Exercise objective:
Which lines have the string "JSON"? Copy all of them from the entries below.

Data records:
....
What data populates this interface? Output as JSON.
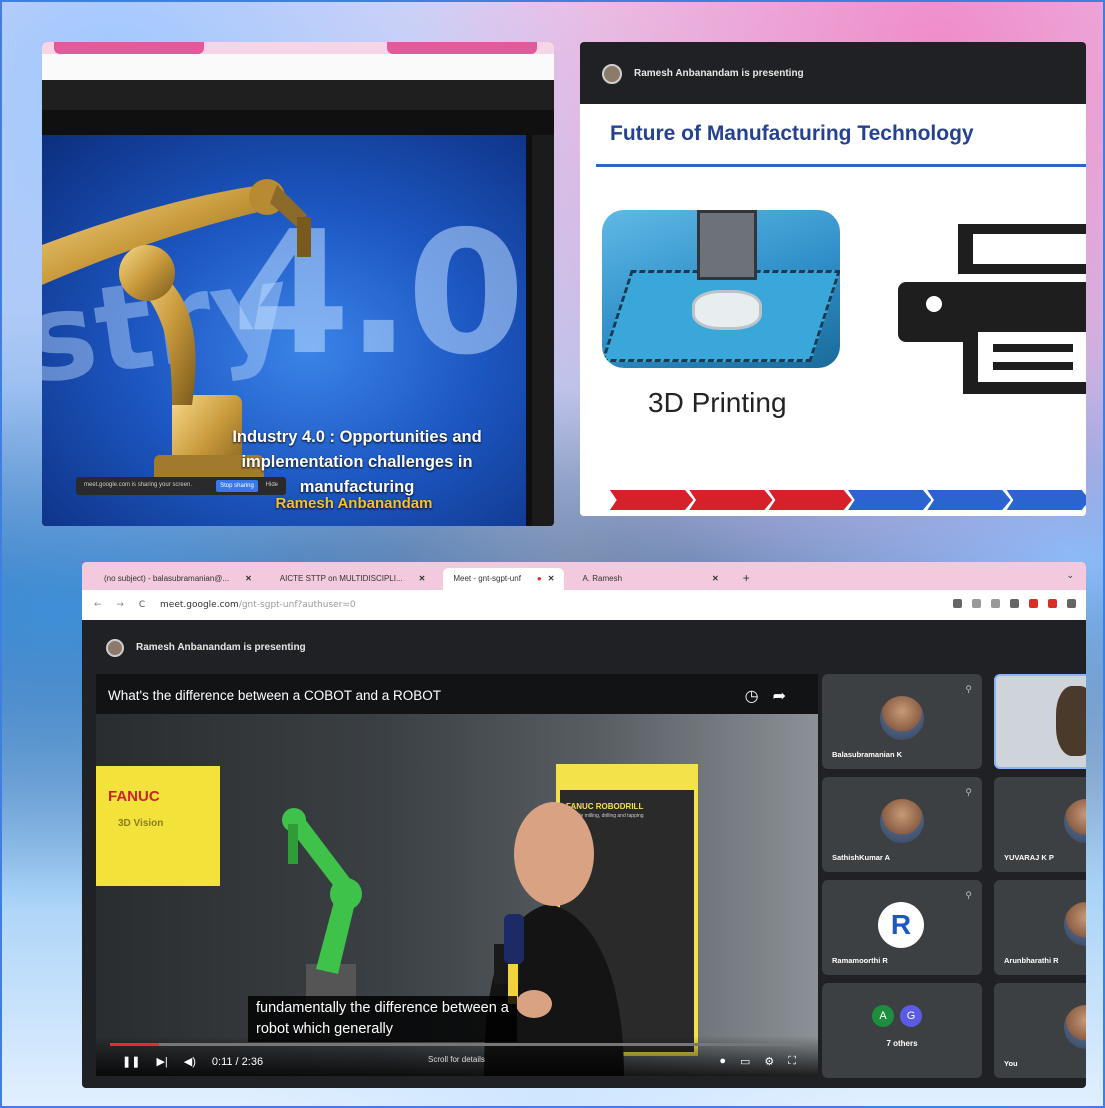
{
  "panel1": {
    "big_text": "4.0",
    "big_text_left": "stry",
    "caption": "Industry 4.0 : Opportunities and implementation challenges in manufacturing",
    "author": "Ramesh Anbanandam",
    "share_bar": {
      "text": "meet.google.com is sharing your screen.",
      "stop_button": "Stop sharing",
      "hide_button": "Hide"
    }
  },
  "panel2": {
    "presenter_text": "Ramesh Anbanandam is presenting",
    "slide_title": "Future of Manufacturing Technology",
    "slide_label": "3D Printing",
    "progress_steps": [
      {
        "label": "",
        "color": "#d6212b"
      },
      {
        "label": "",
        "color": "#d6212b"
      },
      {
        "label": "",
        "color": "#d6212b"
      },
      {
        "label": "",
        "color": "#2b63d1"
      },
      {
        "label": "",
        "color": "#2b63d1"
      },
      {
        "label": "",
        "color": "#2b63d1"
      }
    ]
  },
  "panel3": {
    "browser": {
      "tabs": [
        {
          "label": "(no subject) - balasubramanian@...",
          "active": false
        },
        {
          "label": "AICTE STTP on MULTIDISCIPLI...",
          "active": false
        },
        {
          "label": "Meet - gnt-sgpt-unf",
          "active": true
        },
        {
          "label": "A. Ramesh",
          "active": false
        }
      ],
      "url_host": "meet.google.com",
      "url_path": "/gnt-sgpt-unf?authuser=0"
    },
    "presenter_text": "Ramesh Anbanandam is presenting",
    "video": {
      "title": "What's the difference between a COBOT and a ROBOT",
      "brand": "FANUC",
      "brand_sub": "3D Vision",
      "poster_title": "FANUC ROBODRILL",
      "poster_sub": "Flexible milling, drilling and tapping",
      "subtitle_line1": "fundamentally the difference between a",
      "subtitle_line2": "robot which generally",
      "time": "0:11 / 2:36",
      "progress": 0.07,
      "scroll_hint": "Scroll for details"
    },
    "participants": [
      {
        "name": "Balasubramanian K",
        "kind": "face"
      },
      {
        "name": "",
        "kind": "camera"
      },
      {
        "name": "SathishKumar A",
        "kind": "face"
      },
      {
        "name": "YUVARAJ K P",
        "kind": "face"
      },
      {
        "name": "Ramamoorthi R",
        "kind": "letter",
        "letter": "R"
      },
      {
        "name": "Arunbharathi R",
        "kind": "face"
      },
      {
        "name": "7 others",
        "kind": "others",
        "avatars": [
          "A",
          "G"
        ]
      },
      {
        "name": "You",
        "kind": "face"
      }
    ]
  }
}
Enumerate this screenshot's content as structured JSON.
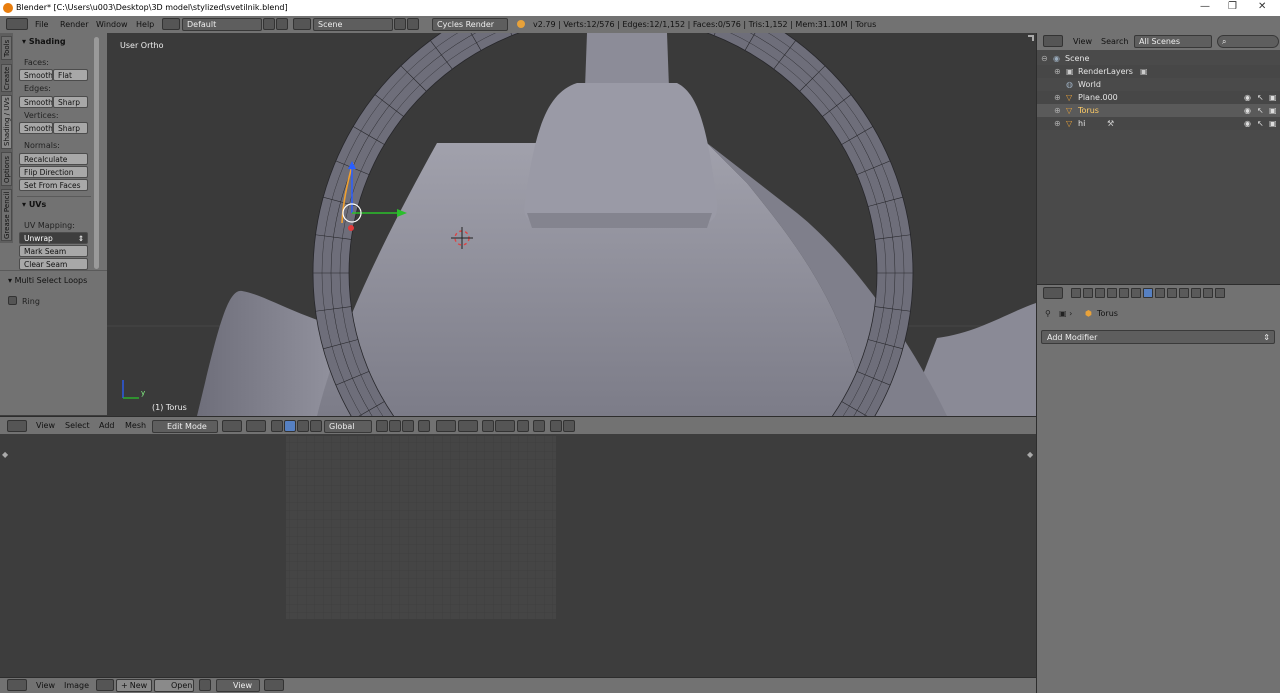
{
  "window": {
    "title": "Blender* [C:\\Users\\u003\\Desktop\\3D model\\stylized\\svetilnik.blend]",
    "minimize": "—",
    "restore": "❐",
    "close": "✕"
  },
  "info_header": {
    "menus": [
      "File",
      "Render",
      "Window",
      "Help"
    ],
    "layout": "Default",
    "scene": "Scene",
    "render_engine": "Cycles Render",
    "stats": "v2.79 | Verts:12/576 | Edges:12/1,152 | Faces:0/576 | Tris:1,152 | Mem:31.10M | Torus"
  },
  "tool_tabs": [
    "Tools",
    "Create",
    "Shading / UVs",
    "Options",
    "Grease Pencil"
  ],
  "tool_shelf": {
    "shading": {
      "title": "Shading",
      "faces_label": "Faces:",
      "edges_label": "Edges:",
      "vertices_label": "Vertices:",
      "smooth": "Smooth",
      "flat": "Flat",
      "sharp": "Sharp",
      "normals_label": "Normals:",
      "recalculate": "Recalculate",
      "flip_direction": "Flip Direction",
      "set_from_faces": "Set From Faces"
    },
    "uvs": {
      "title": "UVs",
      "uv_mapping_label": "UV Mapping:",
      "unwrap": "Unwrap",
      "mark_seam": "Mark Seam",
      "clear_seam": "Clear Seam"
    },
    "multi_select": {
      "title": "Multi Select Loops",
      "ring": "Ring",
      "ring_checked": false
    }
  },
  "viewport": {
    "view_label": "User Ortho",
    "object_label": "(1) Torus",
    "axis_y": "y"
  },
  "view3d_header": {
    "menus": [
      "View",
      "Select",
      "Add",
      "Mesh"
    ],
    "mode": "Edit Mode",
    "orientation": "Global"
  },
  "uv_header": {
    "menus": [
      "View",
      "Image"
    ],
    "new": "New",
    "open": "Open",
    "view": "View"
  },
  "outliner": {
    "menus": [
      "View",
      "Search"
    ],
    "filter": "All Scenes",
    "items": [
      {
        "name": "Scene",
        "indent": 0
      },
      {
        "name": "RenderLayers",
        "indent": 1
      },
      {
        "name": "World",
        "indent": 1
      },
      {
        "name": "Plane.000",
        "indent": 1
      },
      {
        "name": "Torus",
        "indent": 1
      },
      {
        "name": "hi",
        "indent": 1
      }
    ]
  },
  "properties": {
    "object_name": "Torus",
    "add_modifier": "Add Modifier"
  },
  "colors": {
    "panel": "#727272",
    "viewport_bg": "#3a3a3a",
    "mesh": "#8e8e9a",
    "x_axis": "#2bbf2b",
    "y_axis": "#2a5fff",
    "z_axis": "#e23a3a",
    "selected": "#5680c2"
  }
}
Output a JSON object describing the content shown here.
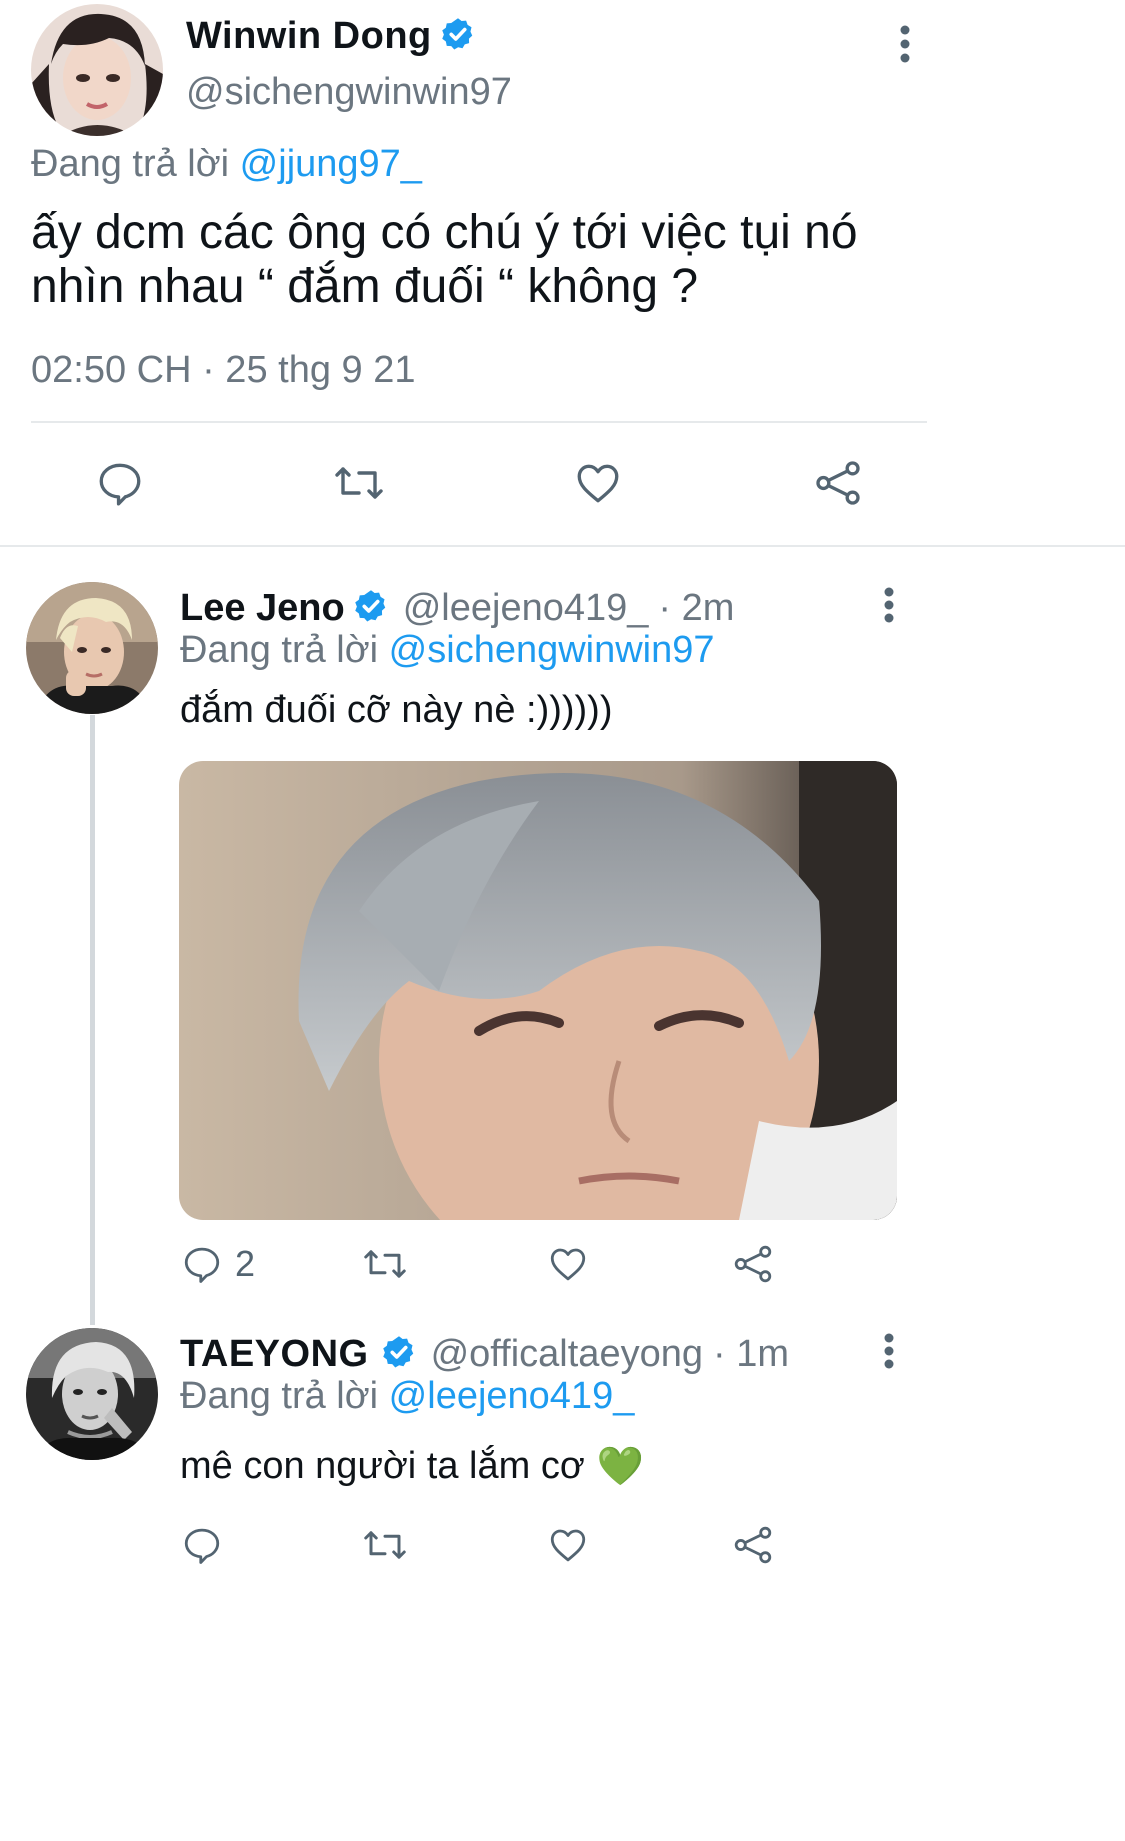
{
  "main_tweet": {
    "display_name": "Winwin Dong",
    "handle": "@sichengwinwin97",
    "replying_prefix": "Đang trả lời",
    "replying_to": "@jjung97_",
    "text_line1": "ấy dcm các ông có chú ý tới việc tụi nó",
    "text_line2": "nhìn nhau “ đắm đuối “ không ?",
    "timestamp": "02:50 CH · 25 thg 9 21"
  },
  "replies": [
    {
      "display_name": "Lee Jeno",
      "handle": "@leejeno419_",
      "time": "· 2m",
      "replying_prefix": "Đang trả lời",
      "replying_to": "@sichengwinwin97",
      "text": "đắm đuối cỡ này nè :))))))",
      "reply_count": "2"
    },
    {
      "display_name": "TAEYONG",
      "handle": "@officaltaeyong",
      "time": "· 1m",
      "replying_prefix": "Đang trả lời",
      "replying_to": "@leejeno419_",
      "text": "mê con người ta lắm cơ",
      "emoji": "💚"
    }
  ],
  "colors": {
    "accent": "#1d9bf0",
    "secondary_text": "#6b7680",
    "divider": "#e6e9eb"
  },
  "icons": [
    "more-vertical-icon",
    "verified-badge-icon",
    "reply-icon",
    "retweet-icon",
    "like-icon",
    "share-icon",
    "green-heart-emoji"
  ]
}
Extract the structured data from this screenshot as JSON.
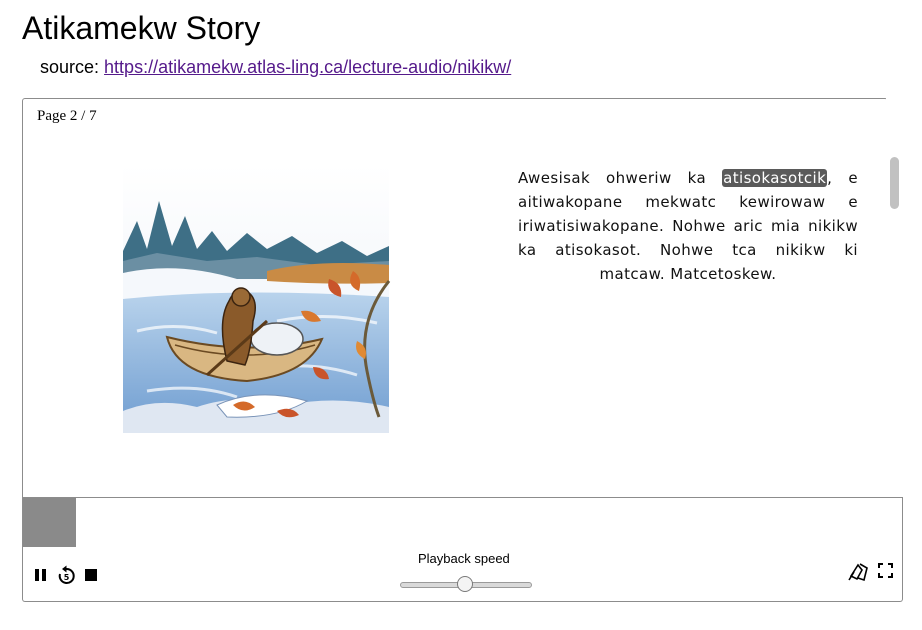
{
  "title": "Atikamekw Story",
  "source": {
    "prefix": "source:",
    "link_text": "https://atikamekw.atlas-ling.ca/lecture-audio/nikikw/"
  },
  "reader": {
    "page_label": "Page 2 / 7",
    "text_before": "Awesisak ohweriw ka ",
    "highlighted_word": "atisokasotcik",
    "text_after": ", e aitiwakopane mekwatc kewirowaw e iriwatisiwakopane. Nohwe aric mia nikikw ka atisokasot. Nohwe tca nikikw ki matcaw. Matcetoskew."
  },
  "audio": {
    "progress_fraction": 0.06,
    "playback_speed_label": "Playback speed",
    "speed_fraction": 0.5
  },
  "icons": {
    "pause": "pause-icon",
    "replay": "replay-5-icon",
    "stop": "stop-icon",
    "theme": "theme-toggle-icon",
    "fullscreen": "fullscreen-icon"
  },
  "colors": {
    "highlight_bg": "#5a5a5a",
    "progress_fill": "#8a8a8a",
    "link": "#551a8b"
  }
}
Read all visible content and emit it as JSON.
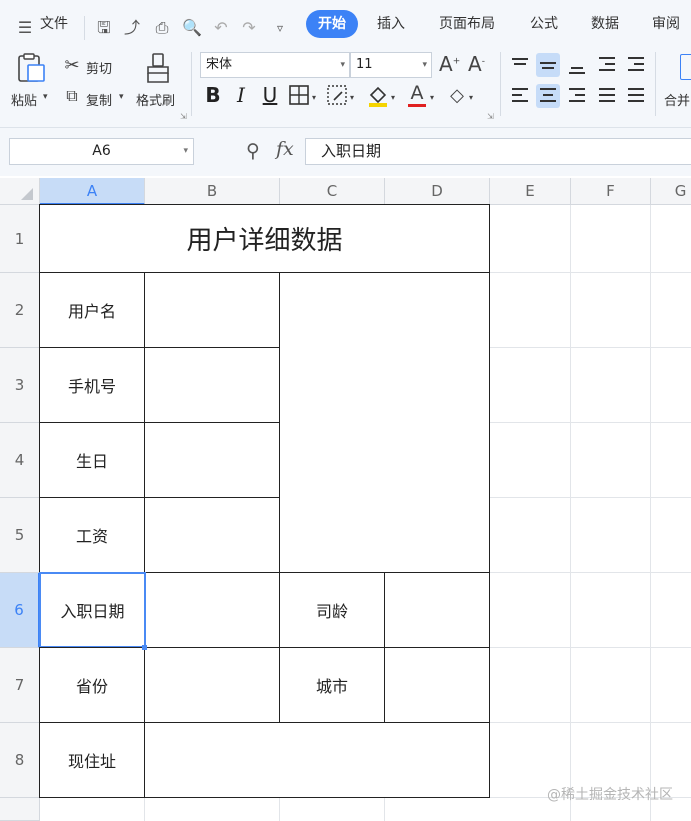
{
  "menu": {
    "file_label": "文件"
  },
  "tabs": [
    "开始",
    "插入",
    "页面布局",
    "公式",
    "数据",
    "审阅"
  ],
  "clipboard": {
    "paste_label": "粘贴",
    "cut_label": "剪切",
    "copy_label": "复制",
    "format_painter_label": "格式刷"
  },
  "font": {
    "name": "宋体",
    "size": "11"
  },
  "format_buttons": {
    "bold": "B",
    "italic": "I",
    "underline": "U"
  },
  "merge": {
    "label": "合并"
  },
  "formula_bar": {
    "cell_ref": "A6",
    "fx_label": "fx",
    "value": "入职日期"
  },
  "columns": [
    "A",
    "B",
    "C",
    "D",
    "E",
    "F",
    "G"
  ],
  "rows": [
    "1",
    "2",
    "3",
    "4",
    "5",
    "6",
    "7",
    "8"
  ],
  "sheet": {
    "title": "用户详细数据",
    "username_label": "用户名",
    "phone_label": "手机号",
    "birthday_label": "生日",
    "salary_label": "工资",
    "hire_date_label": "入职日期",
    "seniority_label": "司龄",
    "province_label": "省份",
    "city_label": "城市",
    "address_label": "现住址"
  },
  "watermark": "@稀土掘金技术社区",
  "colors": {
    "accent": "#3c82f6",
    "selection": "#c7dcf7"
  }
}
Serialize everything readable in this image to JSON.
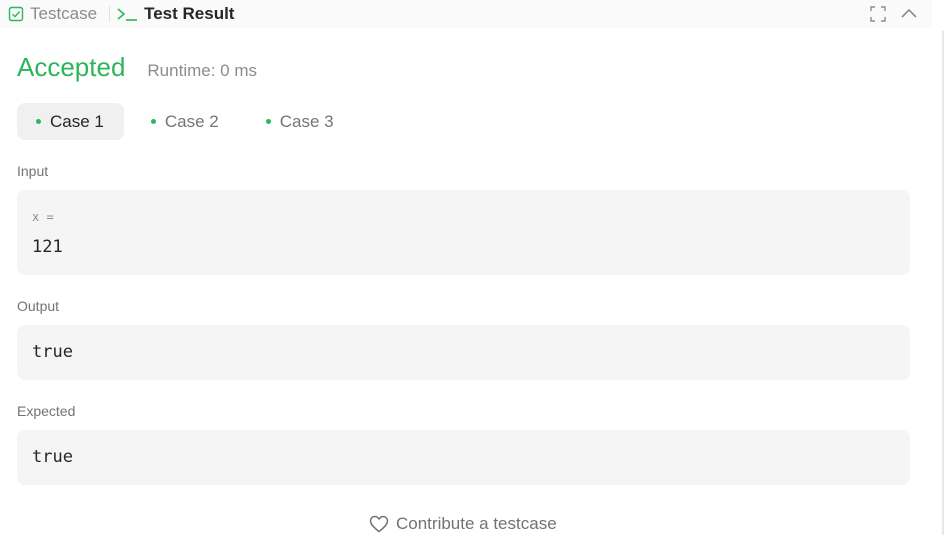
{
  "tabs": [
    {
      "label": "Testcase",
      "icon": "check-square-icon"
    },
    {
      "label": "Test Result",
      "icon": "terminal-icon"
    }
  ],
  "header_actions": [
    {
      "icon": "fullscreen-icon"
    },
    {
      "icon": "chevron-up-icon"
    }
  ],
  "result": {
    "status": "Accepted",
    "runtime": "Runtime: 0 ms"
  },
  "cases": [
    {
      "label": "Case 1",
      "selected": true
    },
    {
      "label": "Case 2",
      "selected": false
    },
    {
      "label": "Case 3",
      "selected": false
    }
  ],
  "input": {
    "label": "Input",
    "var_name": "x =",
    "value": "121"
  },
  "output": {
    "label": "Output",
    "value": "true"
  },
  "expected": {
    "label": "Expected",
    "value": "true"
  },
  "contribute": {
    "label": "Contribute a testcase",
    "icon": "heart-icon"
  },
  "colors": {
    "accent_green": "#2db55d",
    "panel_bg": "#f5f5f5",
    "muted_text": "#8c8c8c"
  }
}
....
Expected answer:
What data populates this interface? Output as JSON.
Enumerate this screenshot's content as structured JSON.
Output a JSON object describing the content shown here.
Extract the structured data from this screenshot as JSON.
Read all visible content and emit it as JSON.
Serialize everything readable in this image to JSON.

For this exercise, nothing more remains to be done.